:: YOUR INSTRUCTIONS ::
Among the entries that follow, tally the lines with the string "المحرم". Give no more than the number.

Stored items:
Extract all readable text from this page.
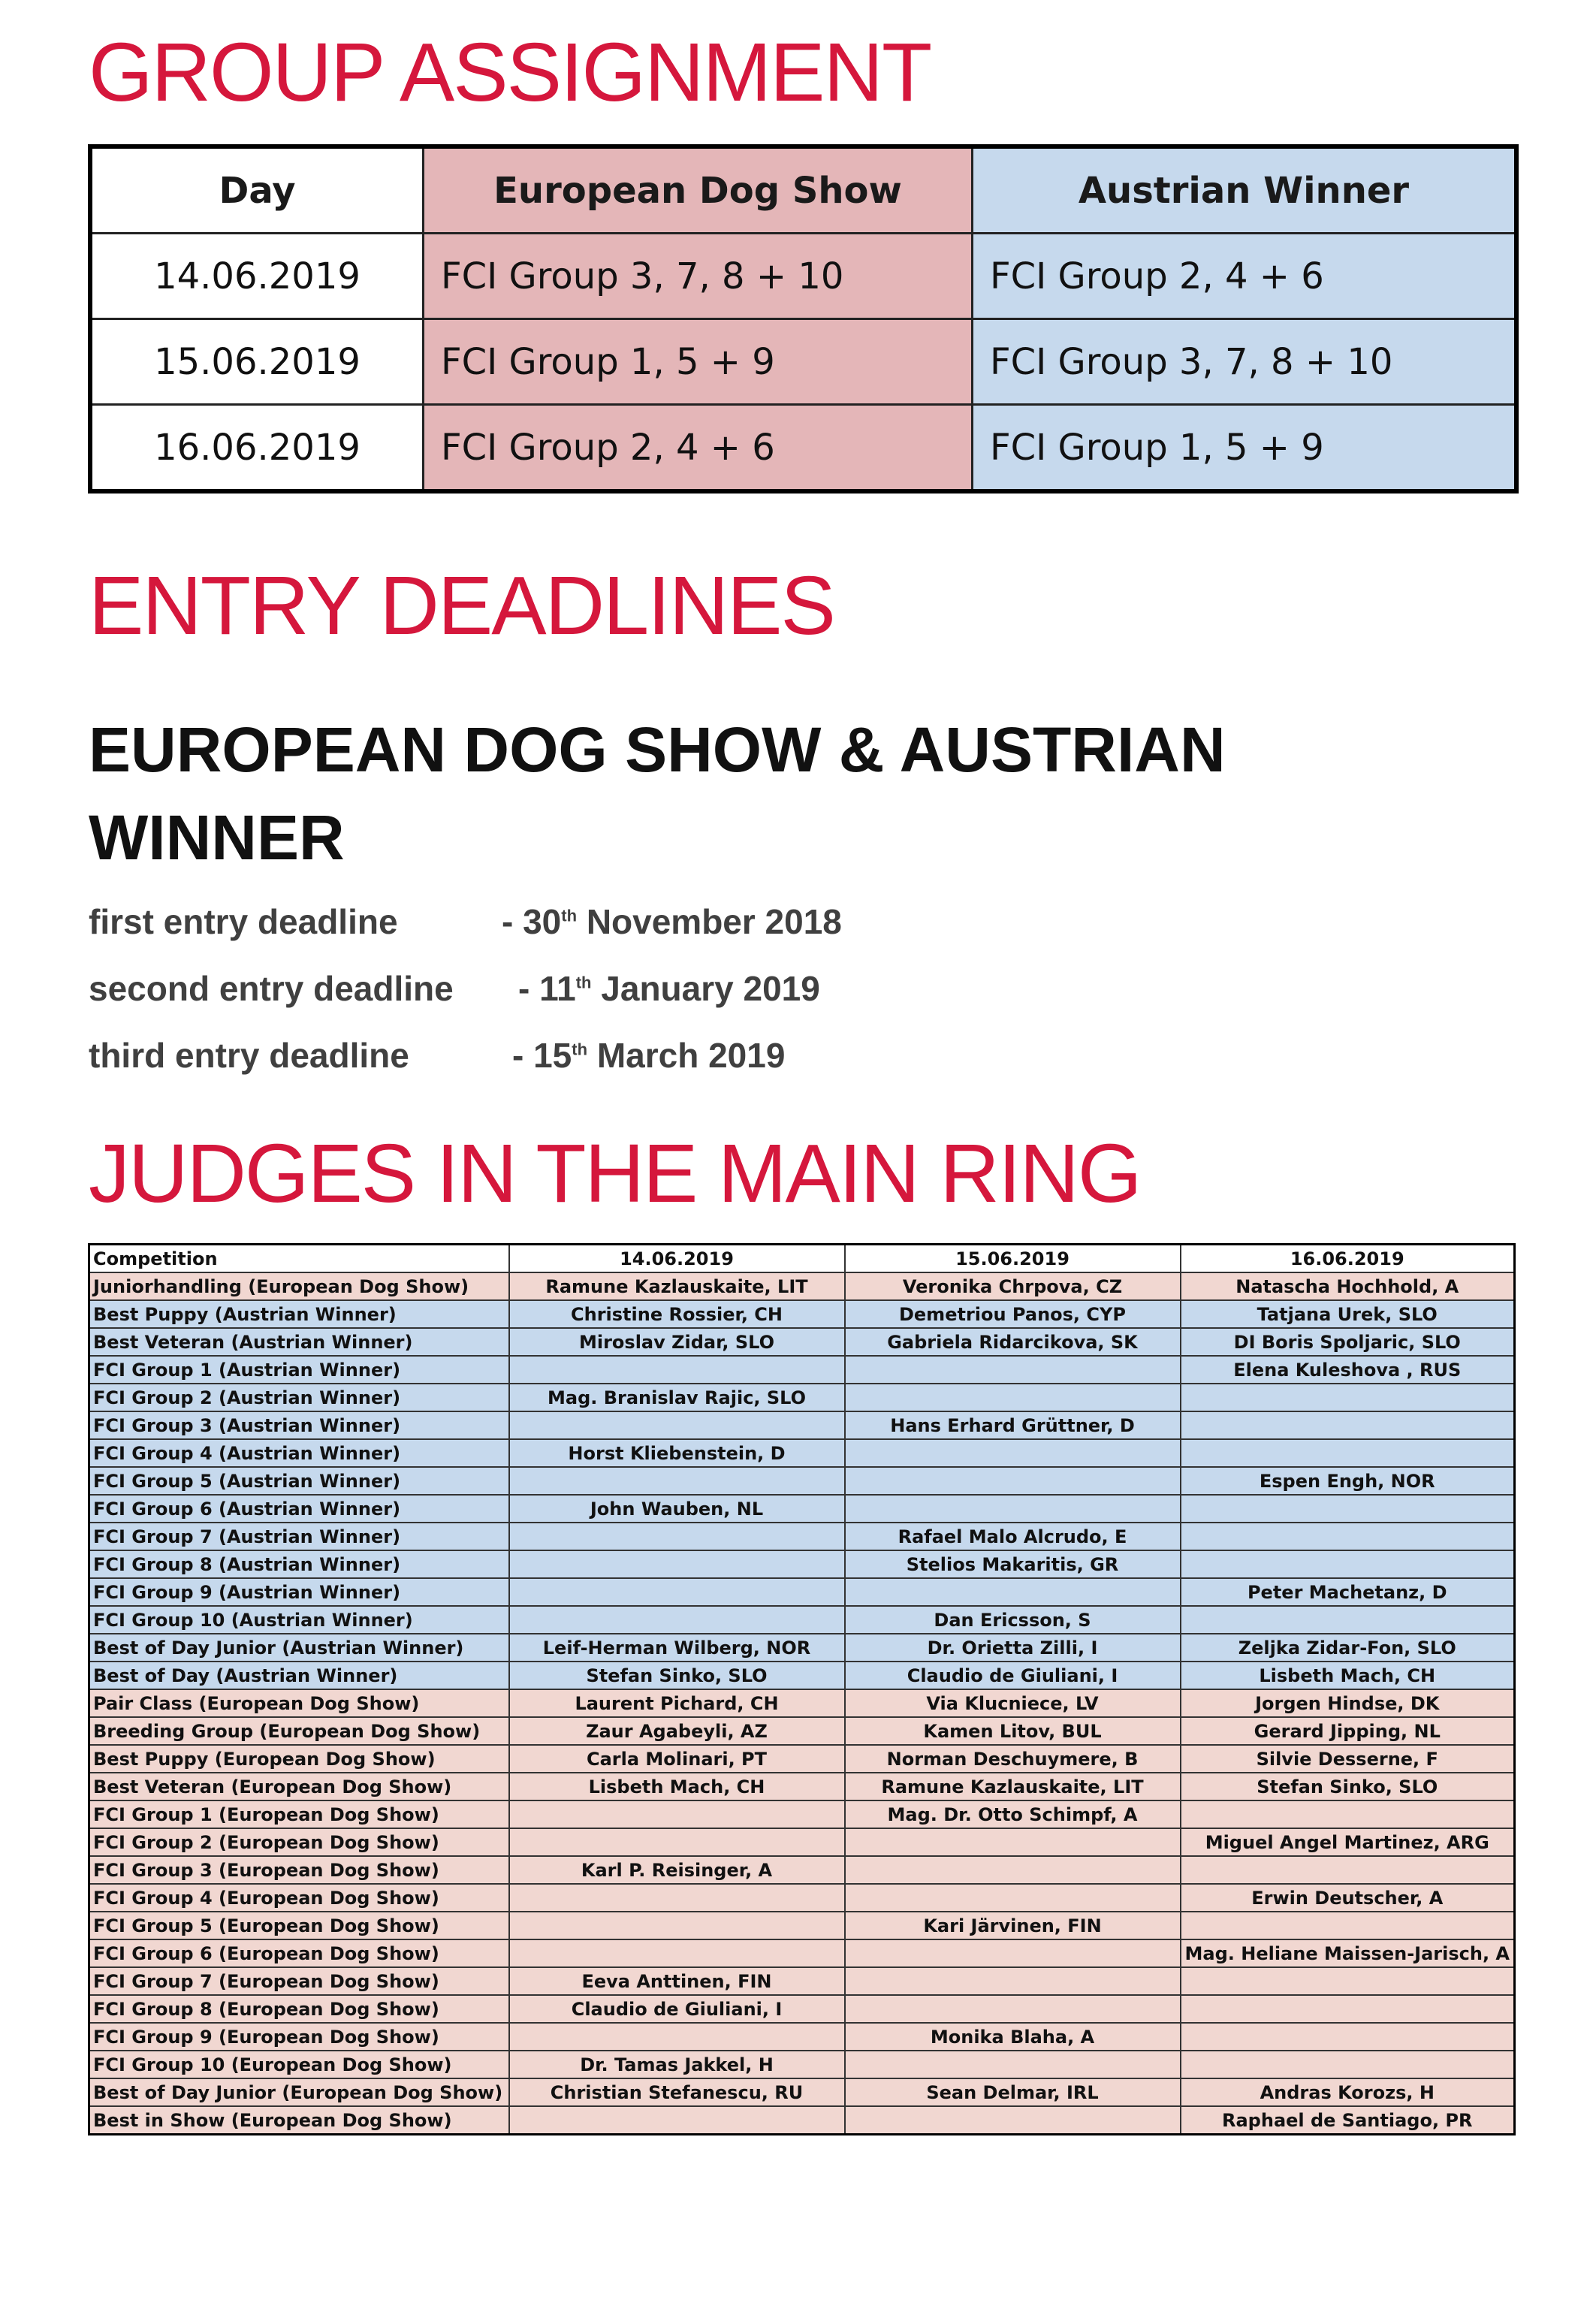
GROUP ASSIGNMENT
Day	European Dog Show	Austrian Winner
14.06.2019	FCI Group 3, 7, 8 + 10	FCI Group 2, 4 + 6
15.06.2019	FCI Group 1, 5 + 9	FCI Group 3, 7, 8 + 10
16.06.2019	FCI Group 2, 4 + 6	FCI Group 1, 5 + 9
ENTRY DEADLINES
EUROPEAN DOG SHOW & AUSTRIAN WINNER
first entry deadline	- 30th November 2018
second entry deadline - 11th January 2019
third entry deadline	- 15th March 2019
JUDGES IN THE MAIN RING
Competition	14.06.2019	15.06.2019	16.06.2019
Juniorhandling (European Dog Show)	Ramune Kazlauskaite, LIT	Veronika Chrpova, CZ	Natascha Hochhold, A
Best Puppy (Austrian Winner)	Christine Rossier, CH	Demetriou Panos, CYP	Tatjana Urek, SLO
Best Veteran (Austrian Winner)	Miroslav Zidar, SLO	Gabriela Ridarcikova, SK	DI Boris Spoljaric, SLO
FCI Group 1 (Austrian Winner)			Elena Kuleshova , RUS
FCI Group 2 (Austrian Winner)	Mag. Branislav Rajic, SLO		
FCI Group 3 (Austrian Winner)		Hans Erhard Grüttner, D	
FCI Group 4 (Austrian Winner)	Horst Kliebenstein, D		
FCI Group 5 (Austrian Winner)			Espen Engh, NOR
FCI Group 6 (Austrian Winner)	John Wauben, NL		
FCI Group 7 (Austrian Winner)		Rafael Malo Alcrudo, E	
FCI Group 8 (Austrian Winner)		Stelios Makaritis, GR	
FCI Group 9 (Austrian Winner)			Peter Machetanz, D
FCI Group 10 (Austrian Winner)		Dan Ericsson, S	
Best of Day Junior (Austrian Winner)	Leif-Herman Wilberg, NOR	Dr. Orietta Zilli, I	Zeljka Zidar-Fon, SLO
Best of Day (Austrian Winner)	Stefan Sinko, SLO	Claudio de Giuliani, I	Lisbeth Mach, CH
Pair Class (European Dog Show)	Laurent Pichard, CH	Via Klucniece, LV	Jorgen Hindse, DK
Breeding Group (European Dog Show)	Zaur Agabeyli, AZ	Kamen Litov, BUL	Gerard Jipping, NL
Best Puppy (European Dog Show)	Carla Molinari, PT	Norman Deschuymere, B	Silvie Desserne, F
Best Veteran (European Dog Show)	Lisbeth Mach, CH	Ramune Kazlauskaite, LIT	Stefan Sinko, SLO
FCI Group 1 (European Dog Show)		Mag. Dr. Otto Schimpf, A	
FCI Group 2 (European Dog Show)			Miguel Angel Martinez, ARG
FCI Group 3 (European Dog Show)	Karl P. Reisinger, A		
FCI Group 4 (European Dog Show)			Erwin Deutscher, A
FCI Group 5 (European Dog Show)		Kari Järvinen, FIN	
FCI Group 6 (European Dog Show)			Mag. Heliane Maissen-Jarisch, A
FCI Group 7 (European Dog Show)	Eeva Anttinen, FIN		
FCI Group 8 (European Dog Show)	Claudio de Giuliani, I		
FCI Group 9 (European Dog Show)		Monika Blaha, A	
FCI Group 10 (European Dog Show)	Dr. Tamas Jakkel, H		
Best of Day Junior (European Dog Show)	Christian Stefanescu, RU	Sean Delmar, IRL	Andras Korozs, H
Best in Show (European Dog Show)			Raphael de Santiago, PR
...
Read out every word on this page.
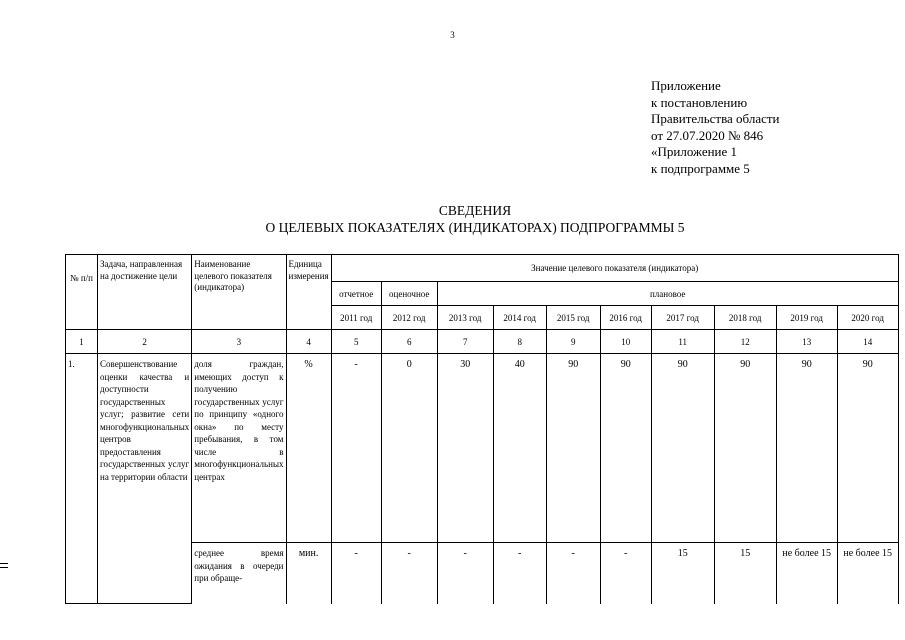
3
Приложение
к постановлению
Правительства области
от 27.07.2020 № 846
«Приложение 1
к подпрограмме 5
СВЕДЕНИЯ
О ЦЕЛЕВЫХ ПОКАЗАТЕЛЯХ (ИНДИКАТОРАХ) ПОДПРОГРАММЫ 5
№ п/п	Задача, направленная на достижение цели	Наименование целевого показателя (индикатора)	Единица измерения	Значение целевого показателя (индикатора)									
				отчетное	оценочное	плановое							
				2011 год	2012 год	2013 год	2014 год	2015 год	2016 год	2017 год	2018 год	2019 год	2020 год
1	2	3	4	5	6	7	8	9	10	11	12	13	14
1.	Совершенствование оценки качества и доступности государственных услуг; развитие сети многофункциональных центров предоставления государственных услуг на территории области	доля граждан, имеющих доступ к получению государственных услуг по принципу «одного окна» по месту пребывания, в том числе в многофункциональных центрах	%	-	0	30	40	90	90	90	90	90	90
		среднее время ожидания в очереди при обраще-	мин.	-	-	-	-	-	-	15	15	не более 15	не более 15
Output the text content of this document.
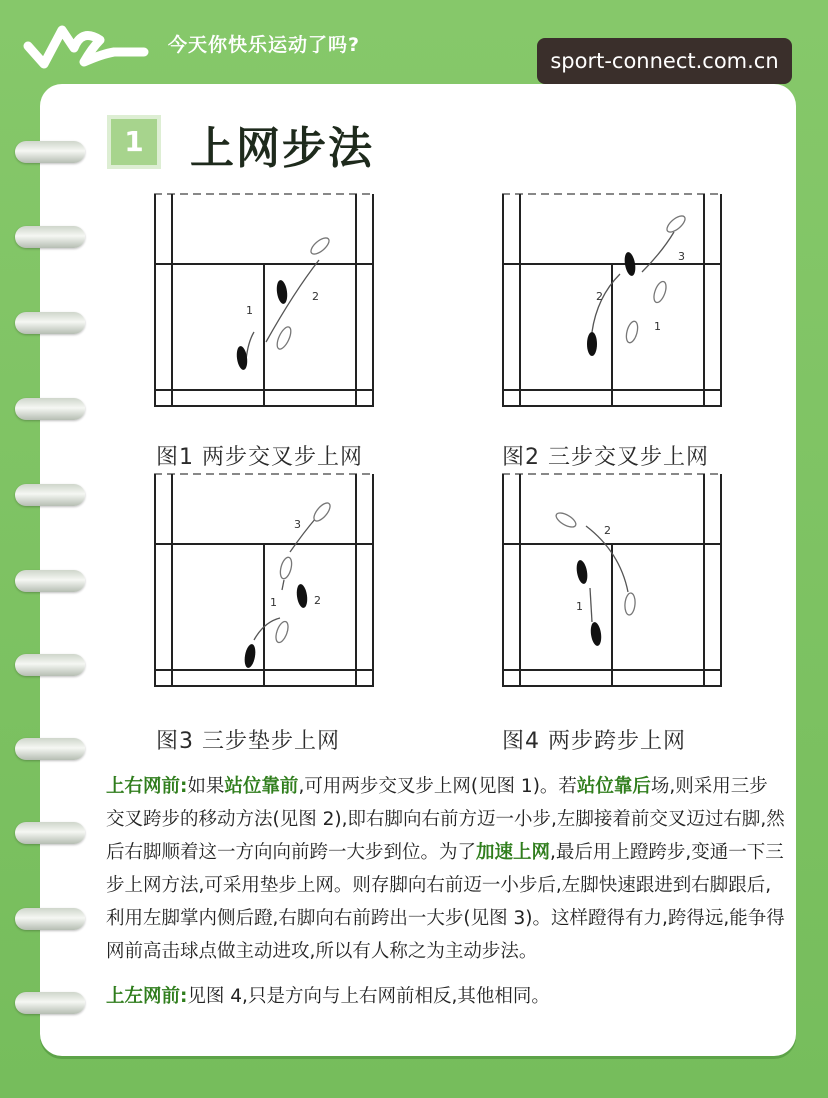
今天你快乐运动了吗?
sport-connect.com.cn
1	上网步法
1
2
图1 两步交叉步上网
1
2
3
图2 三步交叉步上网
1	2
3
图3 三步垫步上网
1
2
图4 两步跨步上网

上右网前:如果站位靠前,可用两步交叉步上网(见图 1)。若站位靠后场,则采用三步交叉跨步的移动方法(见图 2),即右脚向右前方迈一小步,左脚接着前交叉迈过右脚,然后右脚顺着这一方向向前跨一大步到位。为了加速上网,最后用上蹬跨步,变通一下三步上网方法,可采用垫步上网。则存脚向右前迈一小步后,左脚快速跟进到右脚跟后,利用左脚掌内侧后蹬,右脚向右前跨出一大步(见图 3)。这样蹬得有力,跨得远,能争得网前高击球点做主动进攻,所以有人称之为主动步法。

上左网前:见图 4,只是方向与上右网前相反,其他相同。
==
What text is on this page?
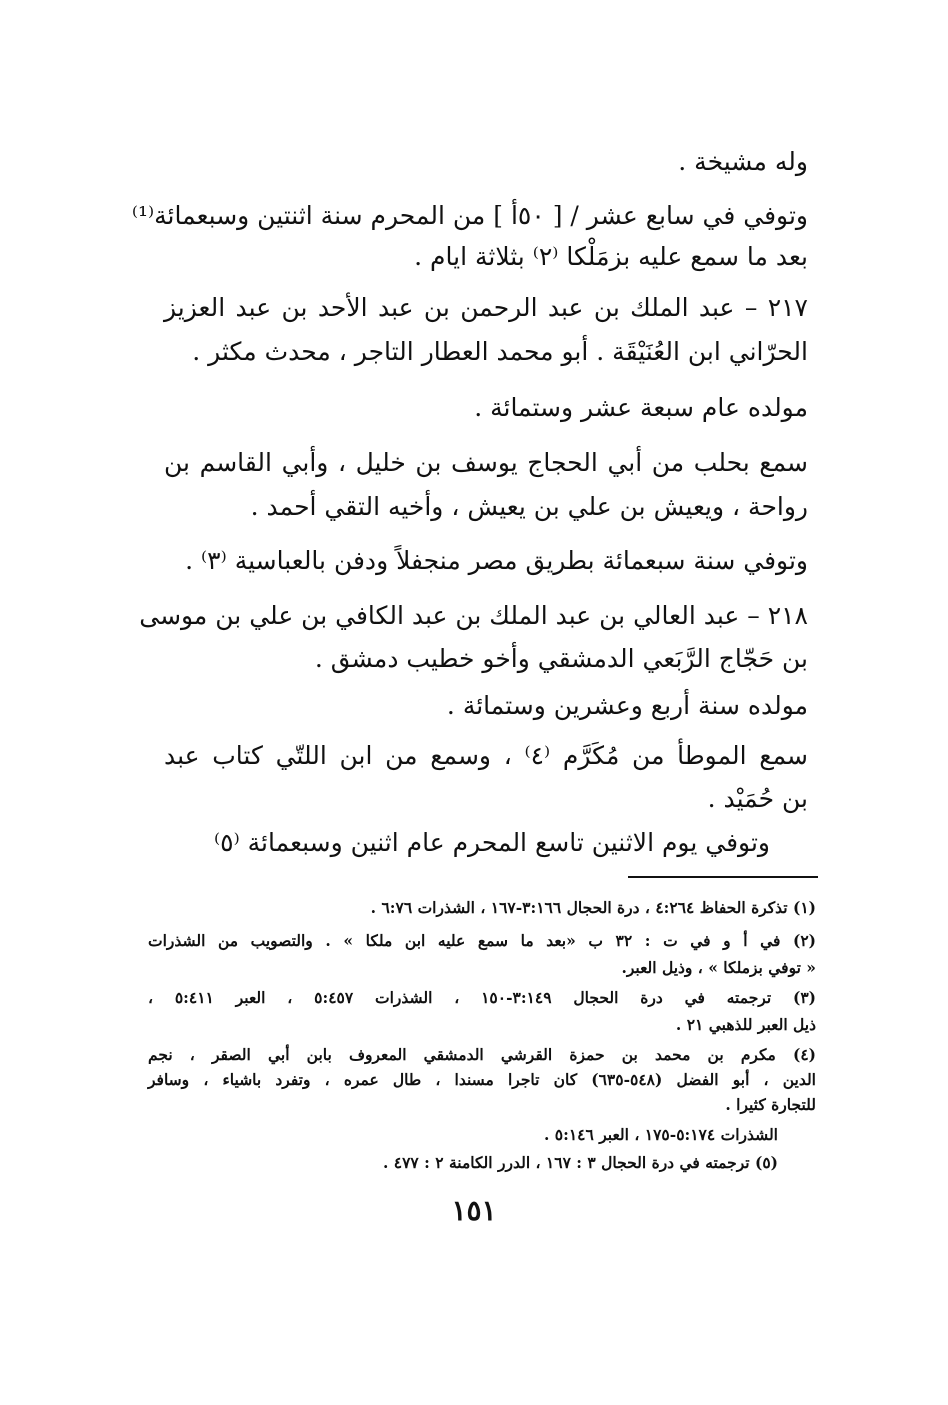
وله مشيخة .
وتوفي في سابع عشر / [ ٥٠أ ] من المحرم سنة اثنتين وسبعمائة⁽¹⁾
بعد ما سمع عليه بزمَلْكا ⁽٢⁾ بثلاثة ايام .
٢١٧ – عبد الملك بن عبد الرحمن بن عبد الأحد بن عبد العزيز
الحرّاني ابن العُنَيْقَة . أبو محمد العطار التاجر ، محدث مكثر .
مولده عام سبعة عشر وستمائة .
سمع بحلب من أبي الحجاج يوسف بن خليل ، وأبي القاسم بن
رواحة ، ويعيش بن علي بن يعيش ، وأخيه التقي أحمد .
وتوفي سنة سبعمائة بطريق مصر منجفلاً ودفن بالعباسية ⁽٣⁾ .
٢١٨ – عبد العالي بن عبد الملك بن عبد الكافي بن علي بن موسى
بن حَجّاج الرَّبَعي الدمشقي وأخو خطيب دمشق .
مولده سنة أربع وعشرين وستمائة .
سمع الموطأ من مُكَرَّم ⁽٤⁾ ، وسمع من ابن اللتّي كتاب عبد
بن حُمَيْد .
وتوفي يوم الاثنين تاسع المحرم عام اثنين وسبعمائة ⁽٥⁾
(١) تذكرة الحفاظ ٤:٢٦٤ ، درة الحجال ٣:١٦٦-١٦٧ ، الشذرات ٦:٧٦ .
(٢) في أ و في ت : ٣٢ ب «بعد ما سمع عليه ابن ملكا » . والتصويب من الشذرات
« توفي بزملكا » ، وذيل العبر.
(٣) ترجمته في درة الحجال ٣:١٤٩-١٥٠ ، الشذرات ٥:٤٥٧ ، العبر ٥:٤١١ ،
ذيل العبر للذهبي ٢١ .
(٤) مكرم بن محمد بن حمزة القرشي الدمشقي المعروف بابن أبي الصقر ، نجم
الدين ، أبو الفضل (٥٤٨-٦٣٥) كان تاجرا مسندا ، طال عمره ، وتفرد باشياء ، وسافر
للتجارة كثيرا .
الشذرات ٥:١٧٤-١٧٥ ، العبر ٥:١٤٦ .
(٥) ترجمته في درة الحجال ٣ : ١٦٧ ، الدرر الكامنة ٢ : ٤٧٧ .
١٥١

:: RESPONSE TO THIS EXERCISE ::
2